** START INFORMATION GIVEN **

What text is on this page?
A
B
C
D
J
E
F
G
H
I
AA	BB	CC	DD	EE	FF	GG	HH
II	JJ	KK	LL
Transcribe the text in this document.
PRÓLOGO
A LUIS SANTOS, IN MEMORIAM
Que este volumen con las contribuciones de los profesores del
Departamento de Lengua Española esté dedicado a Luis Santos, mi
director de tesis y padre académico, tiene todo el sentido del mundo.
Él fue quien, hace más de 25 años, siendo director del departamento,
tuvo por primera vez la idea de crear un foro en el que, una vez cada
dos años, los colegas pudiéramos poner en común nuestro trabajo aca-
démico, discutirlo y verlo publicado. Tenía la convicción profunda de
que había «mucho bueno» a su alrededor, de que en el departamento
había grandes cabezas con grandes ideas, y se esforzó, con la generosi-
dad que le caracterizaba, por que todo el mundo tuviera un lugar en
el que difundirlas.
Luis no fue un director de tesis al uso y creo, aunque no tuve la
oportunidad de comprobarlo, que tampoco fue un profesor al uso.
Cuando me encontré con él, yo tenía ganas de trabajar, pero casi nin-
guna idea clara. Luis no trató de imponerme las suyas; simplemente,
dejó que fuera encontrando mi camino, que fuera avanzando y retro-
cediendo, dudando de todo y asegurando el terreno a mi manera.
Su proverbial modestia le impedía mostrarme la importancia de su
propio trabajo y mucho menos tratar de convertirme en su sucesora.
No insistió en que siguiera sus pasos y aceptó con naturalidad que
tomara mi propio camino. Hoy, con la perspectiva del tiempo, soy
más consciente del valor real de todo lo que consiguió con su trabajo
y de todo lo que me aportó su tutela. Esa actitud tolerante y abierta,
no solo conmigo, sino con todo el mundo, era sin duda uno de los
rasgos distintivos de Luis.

** END INFORMATION GIVEN **

Give the listing again, word for word.

What text is on this page?
A
B
C
D
J
E
F
G
H
I
AA	BB	CC	DD	EE	FF	GG	HH
II	JJ	KK	LL
Transcribe the text in this document.
PRÓLOGO
A LUIS SANTOS, IN MEMORIAM
Que este volumen con las contribuciones de los profesores del
Departamento de Lengua Española esté dedicado a Luis Santos, mi
director de tesis y padre académico, tiene todo el sentido del mundo.
Él fue quien, hace más de 25 años, siendo director del departamento,
tuvo por primera vez la idea de crear un foro en el que, una vez cada
dos años, los colegas pudiéramos poner en común nuestro trabajo aca-
démico, discutirlo y verlo publicado. Tenía la convicción profunda de
que había «mucho bueno» a su alrededor, de que en el departamento
había grandes cabezas con grandes ideas, y se esforzó, con la generosi-
dad que le caracterizaba, por que todo el mundo tuviera un lugar en
el que difundirlas.
Luis no fue un director de tesis al uso y creo, aunque no tuve la
oportunidad de comprobarlo, que tampoco fue un profesor al uso.
Cuando me encontré con él, yo tenía ganas de trabajar, pero casi nin-
guna idea clara. Luis no trató de imponerme las suyas; simplemente,
dejó que fuera encontrando mi camino, que fuera avanzando y retro-
cediendo, dudando de todo y asegurando el terreno a mi manera.
Su proverbial modestia le impedía mostrarme la importancia de su
propio trabajo y mucho menos tratar de convertirme en su sucesora.
No insistió en que siguiera sus pasos y aceptó con naturalidad que
tomara mi propio camino. Hoy, con la perspectiva del tiempo, soy
más consciente del valor real de todo lo que consiguió con su trabajo
y de todo lo que me aportó su tutela. Esa actitud tolerante y abierta,
no solo conmigo, sino con todo el mundo, era sin duda uno de los
rasgos distintivos de Luis.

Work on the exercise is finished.